-- start of Material for the task --
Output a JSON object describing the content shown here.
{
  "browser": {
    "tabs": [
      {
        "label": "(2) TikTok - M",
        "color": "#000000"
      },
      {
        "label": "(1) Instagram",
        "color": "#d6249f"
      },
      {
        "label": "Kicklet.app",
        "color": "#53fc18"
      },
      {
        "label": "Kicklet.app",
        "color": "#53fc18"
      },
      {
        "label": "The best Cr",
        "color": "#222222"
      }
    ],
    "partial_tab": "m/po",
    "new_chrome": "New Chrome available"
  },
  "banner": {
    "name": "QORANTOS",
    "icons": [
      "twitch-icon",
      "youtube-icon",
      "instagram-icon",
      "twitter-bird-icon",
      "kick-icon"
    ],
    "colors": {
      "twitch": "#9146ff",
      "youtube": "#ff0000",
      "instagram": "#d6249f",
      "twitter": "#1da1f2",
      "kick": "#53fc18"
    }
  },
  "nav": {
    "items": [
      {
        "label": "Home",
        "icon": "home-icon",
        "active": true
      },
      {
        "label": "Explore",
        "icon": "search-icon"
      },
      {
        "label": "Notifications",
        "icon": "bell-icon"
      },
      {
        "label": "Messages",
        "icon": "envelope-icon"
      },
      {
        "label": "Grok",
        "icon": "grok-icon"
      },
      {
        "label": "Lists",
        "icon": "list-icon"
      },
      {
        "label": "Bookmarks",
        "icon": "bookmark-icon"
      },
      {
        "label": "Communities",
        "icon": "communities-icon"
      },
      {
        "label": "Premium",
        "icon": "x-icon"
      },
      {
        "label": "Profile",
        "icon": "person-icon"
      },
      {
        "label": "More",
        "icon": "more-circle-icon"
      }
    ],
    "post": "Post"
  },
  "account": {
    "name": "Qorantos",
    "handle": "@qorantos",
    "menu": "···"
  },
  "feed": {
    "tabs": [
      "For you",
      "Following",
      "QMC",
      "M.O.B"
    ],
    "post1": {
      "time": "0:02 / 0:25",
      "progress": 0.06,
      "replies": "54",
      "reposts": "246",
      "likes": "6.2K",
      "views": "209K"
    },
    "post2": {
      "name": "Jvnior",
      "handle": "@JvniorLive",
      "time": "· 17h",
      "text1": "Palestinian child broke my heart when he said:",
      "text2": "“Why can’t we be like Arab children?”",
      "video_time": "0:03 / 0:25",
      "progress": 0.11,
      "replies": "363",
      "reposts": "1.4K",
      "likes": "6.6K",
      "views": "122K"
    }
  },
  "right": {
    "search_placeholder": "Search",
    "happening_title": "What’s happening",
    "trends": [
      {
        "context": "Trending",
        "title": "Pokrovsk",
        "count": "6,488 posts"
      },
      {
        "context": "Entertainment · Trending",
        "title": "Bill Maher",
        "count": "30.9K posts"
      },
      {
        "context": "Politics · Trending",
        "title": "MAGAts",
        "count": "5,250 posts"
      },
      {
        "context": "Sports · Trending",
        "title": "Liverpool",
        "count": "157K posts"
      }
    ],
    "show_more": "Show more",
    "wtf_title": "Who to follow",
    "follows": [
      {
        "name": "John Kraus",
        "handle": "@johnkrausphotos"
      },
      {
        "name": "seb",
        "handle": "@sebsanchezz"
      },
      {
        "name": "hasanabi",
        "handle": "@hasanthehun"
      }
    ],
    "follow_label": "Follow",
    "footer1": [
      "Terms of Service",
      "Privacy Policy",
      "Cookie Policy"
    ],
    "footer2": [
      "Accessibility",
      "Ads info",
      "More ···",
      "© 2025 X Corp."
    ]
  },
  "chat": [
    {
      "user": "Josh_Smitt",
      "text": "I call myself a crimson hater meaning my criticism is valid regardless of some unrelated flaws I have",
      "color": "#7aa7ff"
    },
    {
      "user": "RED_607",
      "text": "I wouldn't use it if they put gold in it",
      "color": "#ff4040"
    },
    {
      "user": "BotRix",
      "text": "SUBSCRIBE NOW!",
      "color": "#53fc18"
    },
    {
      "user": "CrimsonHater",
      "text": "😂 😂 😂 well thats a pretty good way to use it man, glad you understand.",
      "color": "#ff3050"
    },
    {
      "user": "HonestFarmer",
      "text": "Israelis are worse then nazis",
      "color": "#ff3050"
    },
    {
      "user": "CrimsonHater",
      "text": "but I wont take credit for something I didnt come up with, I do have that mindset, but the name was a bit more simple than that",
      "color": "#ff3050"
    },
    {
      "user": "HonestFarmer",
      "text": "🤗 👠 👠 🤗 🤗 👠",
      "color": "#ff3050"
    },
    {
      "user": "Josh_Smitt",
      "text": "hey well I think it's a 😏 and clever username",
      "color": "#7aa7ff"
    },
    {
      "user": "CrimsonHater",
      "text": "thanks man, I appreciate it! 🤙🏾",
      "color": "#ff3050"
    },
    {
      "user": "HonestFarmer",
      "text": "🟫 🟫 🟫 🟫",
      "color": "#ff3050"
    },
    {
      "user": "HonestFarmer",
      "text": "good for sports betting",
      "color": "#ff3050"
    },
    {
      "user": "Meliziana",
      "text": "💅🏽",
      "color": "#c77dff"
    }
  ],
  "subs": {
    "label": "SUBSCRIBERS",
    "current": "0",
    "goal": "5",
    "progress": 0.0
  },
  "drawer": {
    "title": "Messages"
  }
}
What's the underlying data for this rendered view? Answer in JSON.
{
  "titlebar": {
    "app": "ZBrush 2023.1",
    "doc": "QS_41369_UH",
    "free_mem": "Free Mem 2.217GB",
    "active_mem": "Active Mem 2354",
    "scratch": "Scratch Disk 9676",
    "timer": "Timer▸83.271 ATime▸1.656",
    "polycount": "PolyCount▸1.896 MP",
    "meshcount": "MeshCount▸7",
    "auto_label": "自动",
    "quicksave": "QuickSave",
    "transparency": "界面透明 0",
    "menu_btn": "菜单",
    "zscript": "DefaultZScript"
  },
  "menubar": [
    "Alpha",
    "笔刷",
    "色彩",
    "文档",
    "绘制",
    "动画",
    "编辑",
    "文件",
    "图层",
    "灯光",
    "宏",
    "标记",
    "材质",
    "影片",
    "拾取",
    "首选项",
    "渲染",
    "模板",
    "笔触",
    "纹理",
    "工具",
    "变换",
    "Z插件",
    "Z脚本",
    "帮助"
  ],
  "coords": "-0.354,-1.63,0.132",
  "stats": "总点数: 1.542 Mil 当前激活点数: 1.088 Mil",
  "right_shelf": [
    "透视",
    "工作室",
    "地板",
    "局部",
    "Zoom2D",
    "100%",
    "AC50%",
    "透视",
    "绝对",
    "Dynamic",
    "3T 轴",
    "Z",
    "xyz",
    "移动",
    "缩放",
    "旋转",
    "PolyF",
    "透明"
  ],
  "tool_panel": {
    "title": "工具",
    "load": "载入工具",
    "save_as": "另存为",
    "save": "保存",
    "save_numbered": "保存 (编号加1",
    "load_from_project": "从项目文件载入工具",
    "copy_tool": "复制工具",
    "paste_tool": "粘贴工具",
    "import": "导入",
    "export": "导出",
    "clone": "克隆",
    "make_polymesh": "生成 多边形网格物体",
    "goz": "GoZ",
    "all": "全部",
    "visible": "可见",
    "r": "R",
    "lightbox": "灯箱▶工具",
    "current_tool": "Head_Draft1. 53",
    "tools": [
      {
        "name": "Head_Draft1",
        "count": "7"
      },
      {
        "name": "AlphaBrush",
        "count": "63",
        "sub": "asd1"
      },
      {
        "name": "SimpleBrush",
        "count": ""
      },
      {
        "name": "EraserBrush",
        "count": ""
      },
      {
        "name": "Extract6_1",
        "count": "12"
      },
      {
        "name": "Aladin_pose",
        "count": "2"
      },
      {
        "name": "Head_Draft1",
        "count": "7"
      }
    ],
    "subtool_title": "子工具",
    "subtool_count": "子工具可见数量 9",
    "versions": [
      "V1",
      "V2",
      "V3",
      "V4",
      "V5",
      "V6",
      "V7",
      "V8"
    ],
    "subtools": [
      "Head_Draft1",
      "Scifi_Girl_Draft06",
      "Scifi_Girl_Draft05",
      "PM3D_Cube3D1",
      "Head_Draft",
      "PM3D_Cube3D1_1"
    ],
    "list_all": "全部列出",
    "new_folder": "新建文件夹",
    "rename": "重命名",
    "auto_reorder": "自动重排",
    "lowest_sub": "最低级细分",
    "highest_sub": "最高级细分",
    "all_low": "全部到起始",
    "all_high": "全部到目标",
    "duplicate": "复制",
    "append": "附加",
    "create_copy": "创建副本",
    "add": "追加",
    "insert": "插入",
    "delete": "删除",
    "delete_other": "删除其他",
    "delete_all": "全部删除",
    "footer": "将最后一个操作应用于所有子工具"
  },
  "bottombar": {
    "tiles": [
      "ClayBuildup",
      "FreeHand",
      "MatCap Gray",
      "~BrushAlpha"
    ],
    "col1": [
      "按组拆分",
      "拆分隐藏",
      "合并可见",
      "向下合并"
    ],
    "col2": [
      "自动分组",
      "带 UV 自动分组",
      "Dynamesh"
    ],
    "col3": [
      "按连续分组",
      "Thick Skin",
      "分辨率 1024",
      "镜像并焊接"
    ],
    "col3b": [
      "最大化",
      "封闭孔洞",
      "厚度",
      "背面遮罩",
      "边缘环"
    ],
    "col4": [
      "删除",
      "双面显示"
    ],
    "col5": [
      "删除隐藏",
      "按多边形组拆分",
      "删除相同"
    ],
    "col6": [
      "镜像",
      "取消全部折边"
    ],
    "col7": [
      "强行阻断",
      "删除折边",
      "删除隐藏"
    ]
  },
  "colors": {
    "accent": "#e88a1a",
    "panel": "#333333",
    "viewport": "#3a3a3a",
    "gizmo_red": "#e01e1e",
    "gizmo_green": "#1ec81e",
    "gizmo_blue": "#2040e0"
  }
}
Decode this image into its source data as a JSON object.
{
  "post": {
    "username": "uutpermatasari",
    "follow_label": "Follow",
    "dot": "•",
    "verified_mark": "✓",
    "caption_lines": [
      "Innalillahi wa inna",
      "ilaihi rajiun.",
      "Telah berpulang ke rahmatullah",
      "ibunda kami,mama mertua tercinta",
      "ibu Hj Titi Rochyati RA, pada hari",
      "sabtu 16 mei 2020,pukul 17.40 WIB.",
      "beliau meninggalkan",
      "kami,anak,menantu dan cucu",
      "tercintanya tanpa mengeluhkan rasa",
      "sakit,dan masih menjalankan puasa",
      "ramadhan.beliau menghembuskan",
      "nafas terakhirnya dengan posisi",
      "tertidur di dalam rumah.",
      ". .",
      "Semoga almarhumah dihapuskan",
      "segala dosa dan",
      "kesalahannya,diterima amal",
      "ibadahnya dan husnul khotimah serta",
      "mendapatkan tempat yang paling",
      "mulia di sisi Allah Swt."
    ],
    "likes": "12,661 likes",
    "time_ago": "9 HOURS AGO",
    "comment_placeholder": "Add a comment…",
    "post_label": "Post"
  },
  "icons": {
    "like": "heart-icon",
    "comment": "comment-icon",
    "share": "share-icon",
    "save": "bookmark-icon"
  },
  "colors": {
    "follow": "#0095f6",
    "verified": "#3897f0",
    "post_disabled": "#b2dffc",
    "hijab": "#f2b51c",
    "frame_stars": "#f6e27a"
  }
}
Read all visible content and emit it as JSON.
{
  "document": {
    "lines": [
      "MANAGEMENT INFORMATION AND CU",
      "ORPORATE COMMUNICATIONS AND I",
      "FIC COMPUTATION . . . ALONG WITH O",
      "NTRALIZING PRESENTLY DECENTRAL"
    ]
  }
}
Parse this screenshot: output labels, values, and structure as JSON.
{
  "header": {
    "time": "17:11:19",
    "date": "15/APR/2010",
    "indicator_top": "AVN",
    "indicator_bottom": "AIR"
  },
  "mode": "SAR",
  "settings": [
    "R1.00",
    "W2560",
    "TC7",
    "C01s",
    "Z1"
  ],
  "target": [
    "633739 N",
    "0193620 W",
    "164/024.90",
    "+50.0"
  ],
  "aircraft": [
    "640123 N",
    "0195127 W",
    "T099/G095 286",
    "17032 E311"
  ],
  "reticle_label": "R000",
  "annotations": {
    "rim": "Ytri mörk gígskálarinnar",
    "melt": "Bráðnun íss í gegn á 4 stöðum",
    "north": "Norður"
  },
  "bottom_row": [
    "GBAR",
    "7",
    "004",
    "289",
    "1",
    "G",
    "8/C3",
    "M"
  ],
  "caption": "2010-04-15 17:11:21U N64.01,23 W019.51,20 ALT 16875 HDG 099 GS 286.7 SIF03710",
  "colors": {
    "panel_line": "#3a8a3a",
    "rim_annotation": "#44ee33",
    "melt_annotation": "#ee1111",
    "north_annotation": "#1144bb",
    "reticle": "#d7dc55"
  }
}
-- end of Material for the task --
▸ What is required
The lines to quote run from the one containing "Parse this screenshot: output" through the final line of the material above; please give them exactly, both ends included, and nothing else.

▸ Complete output
Parse this screenshot: output labels, values, and structure as JSON.
{
  "header": {
    "time": "17:11:19",
    "date": "15/APR/2010",
    "indicator_top": "AVN",
    "indicator_bottom": "AIR"
  },
  "mode": "SAR",
  "settings": [
    "R1.00",
    "W2560",
    "TC7",
    "C01s",
    "Z1"
  ],
  "target": [
    "633739 N",
    "0193620 W",
    "164/024.90",
    "+50.0"
  ],
  "aircraft": [
    "640123 N",
    "0195127 W",
    "T099/G095 286",
    "17032 E311"
  ],
  "reticle_label": "R000",
  "annotations": {
    "rim": "Ytri mörk gígskálarinnar",
    "melt": "Bráðnun íss í gegn á 4 stöðum",
    "north": "Norður"
  },
  "bottom_row": [
    "GBAR",
    "7",
    "004",
    "289",
    "1",
    "G",
    "8/C3",
    "M"
  ],
  "caption": "2010-04-15 17:11:21U N64.01,23 W019.51,20 ALT 16875 HDG 099 GS 286.7 SIF03710",
  "colors": {
    "panel_line": "#3a8a3a",
    "rim_annotation": "#44ee33",
    "melt_annotation": "#ee1111",
    "north_annotation": "#1144bb",
    "reticle": "#d7dc55"
  }
}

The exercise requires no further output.